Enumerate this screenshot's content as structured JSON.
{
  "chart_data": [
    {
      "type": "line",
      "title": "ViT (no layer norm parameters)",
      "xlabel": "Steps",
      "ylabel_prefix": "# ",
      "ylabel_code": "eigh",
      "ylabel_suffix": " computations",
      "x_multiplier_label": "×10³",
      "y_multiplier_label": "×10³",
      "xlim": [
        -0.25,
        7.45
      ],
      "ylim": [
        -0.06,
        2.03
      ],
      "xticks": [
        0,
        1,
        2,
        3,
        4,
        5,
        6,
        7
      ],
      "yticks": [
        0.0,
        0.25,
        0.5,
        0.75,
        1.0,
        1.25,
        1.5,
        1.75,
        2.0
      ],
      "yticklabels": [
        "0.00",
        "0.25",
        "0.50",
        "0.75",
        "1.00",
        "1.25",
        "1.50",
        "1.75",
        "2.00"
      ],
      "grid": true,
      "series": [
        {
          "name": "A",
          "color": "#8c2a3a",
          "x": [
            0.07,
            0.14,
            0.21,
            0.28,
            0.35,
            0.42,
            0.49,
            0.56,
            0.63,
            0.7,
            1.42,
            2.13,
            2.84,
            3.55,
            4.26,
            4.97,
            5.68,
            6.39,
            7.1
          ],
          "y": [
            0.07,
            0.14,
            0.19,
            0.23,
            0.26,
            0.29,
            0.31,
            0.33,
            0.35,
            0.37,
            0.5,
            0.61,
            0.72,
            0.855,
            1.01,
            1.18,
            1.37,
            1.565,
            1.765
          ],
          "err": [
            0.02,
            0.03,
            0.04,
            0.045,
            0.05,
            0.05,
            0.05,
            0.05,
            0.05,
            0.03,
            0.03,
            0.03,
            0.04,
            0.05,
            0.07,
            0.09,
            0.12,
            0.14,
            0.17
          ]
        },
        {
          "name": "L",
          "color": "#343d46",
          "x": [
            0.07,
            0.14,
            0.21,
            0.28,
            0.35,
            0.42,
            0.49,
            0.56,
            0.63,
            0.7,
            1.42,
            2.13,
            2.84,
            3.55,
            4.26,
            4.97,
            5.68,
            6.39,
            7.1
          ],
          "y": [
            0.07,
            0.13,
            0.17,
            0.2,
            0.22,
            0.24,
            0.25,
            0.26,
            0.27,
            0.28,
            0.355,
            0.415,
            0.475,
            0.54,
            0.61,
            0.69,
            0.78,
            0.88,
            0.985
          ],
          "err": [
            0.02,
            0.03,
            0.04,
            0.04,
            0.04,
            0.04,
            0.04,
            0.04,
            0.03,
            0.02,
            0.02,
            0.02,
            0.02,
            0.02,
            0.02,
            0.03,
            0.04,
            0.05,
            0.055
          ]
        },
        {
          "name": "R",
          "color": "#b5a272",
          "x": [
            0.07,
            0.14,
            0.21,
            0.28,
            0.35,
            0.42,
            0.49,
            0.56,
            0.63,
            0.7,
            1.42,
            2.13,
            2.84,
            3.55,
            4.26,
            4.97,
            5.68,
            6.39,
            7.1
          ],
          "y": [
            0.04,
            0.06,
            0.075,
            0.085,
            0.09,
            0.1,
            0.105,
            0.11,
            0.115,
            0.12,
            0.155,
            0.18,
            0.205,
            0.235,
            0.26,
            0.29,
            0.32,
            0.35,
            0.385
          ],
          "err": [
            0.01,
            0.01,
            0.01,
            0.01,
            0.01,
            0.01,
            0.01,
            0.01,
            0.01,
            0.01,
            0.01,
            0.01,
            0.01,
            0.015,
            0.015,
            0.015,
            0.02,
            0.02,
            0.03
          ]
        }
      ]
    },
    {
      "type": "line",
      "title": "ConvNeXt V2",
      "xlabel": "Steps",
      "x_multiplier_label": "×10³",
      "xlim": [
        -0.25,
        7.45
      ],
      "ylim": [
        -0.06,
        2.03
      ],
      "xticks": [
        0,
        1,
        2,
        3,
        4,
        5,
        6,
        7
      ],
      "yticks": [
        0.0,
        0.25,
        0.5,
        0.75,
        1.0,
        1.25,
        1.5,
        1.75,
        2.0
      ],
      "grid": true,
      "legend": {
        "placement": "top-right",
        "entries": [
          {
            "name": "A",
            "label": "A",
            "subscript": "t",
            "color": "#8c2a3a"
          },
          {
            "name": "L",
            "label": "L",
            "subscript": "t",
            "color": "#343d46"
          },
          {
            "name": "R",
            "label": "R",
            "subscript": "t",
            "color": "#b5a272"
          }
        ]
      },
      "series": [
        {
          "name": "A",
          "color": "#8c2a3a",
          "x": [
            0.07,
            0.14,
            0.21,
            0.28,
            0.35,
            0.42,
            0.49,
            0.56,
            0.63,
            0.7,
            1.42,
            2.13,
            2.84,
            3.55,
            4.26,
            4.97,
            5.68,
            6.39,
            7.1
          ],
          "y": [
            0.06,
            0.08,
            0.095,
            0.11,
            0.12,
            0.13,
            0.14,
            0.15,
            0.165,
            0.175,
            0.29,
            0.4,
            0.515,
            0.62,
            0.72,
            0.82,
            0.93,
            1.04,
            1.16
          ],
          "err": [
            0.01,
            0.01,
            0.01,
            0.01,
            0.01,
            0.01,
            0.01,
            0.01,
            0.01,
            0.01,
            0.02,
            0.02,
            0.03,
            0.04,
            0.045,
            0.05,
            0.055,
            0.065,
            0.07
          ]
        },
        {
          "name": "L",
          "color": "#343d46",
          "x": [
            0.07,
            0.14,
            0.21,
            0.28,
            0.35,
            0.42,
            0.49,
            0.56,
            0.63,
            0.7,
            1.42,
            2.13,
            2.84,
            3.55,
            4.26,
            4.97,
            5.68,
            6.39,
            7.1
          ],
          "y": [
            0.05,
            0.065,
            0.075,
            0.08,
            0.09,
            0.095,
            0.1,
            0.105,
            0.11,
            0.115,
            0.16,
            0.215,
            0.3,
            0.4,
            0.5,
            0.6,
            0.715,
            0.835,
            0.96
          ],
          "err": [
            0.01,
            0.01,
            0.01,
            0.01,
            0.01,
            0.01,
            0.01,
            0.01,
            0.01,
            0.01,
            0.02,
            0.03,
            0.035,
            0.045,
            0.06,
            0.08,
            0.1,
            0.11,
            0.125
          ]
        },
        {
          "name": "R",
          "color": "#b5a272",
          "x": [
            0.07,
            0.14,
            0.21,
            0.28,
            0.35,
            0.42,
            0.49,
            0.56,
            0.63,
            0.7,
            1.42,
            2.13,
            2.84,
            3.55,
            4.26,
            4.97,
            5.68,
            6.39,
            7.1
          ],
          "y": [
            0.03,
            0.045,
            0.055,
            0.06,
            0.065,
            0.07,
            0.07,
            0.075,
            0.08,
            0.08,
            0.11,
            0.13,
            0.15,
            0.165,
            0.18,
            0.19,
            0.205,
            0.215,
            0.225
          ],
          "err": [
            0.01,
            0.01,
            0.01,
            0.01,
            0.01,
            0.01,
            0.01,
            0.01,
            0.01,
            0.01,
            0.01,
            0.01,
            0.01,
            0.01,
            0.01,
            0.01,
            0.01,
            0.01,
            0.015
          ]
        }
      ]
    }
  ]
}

##############################

## Task to complete:
Your task is to quote the listing above word for word.

## Written response:
Enumerate this screenshot's content as structured JSON.
{
  "chart_data": [
    {
      "type": "line",
      "title": "ViT (no layer norm parameters)",
      "xlabel": "Steps",
      "ylabel_prefix": "# ",
      "ylabel_code": "eigh",
      "ylabel_suffix": " computations",
      "x_multiplier_label": "×10³",
      "y_multiplier_label": "×10³",
      "xlim": [
        -0.25,
        7.45
      ],
      "ylim": [
        -0.06,
        2.03
      ],
      "xticks": [
        0,
        1,
        2,
        3,
        4,
        5,
        6,
        7
      ],
      "yticks": [
        0.0,
        0.25,
        0.5,
        0.75,
        1.0,
        1.25,
        1.5,
        1.75,
        2.0
      ],
      "yticklabels": [
        "0.00",
        "0.25",
        "0.50",
        "0.75",
        "1.00",
        "1.25",
        "1.50",
        "1.75",
        "2.00"
      ],
      "grid": true,
      "series": [
        {
          "name": "A",
          "color": "#8c2a3a",
          "x": [
            0.07,
            0.14,
            0.21,
            0.28,
            0.35,
            0.42,
            0.49,
            0.56,
            0.63,
            0.7,
            1.42,
            2.13,
            2.84,
            3.55,
            4.26,
            4.97,
            5.68,
            6.39,
            7.1
          ],
          "y": [
            0.07,
            0.14,
            0.19,
            0.23,
            0.26,
            0.29,
            0.31,
            0.33,
            0.35,
            0.37,
            0.5,
            0.61,
            0.72,
            0.855,
            1.01,
            1.18,
            1.37,
            1.565,
            1.765
          ],
          "err": [
            0.02,
            0.03,
            0.04,
            0.045,
            0.05,
            0.05,
            0.05,
            0.05,
            0.05,
            0.03,
            0.03,
            0.03,
            0.04,
            0.05,
            0.07,
            0.09,
            0.12,
            0.14,
            0.17
          ]
        },
        {
          "name": "L",
          "color": "#343d46",
          "x": [
            0.07,
            0.14,
            0.21,
            0.28,
            0.35,
            0.42,
            0.49,
            0.56,
            0.63,
            0.7,
            1.42,
            2.13,
            2.84,
            3.55,
            4.26,
            4.97,
            5.68,
            6.39,
            7.1
          ],
          "y": [
            0.07,
            0.13,
            0.17,
            0.2,
            0.22,
            0.24,
            0.25,
            0.26,
            0.27,
            0.28,
            0.355,
            0.415,
            0.475,
            0.54,
            0.61,
            0.69,
            0.78,
            0.88,
            0.985
          ],
          "err": [
            0.02,
            0.03,
            0.04,
            0.04,
            0.04,
            0.04,
            0.04,
            0.04,
            0.03,
            0.02,
            0.02,
            0.02,
            0.02,
            0.02,
            0.02,
            0.03,
            0.04,
            0.05,
            0.055
          ]
        },
        {
          "name": "R",
          "color": "#b5a272",
          "x": [
            0.07,
            0.14,
            0.21,
            0.28,
            0.35,
            0.42,
            0.49,
            0.56,
            0.63,
            0.7,
            1.42,
            2.13,
            2.84,
            3.55,
            4.26,
            4.97,
            5.68,
            6.39,
            7.1
          ],
          "y": [
            0.04,
            0.06,
            0.075,
            0.085,
            0.09,
            0.1,
            0.105,
            0.11,
            0.115,
            0.12,
            0.155,
            0.18,
            0.205,
            0.235,
            0.26,
            0.29,
            0.32,
            0.35,
            0.385
          ],
          "err": [
            0.01,
            0.01,
            0.01,
            0.01,
            0.01,
            0.01,
            0.01,
            0.01,
            0.01,
            0.01,
            0.01,
            0.01,
            0.01,
            0.015,
            0.015,
            0.015,
            0.02,
            0.02,
            0.03
          ]
        }
      ]
    },
    {
      "type": "line",
      "title": "ConvNeXt V2",
      "xlabel": "Steps",
      "x_multiplier_label": "×10³",
      "xlim": [
        -0.25,
        7.45
      ],
      "ylim": [
        -0.06,
        2.03
      ],
      "xticks": [
        0,
        1,
        2,
        3,
        4,
        5,
        6,
        7
      ],
      "yticks": [
        0.0,
        0.25,
        0.5,
        0.75,
        1.0,
        1.25,
        1.5,
        1.75,
        2.0
      ],
      "grid": true,
      "legend": {
        "placement": "top-right",
        "entries": [
          {
            "name": "A",
            "label": "A",
            "subscript": "t",
            "color": "#8c2a3a"
          },
          {
            "name": "L",
            "label": "L",
            "subscript": "t",
            "color": "#343d46"
          },
          {
            "name": "R",
            "label": "R",
            "subscript": "t",
            "color": "#b5a272"
          }
        ]
      },
      "series": [
        {
          "name": "A",
          "color": "#8c2a3a",
          "x": [
            0.07,
            0.14,
            0.21,
            0.28,
            0.35,
            0.42,
            0.49,
            0.56,
            0.63,
            0.7,
            1.42,
            2.13,
            2.84,
            3.55,
            4.26,
            4.97,
            5.68,
            6.39,
            7.1
          ],
          "y": [
            0.06,
            0.08,
            0.095,
            0.11,
            0.12,
            0.13,
            0.14,
            0.15,
            0.165,
            0.175,
            0.29,
            0.4,
            0.515,
            0.62,
            0.72,
            0.82,
            0.93,
            1.04,
            1.16
          ],
          "err": [
            0.01,
            0.01,
            0.01,
            0.01,
            0.01,
            0.01,
            0.01,
            0.01,
            0.01,
            0.01,
            0.02,
            0.02,
            0.03,
            0.04,
            0.045,
            0.05,
            0.055,
            0.065,
            0.07
          ]
        },
        {
          "name": "L",
          "color": "#343d46",
          "x": [
            0.07,
            0.14,
            0.21,
            0.28,
            0.35,
            0.42,
            0.49,
            0.56,
            0.63,
            0.7,
            1.42,
            2.13,
            2.84,
            3.55,
            4.26,
            4.97,
            5.68,
            6.39,
            7.1
          ],
          "y": [
            0.05,
            0.065,
            0.075,
            0.08,
            0.09,
            0.095,
            0.1,
            0.105,
            0.11,
            0.115,
            0.16,
            0.215,
            0.3,
            0.4,
            0.5,
            0.6,
            0.715,
            0.835,
            0.96
          ],
          "err": [
            0.01,
            0.01,
            0.01,
            0.01,
            0.01,
            0.01,
            0.01,
            0.01,
            0.01,
            0.01,
            0.02,
            0.03,
            0.035,
            0.045,
            0.06,
            0.08,
            0.1,
            0.11,
            0.125
          ]
        },
        {
          "name": "R",
          "color": "#b5a272",
          "x": [
            0.07,
            0.14,
            0.21,
            0.28,
            0.35,
            0.42,
            0.49,
            0.56,
            0.63,
            0.7,
            1.42,
            2.13,
            2.84,
            3.55,
            4.26,
            4.97,
            5.68,
            6.39,
            7.1
          ],
          "y": [
            0.03,
            0.045,
            0.055,
            0.06,
            0.065,
            0.07,
            0.07,
            0.075,
            0.08,
            0.08,
            0.11,
            0.13,
            0.15,
            0.165,
            0.18,
            0.19,
            0.205,
            0.215,
            0.225
          ],
          "err": [
            0.01,
            0.01,
            0.01,
            0.01,
            0.01,
            0.01,
            0.01,
            0.01,
            0.01,
            0.01,
            0.01,
            0.01,
            0.01,
            0.01,
            0.01,
            0.01,
            0.01,
            0.01,
            0.015
          ]
        }
      ]
    }
  ]
}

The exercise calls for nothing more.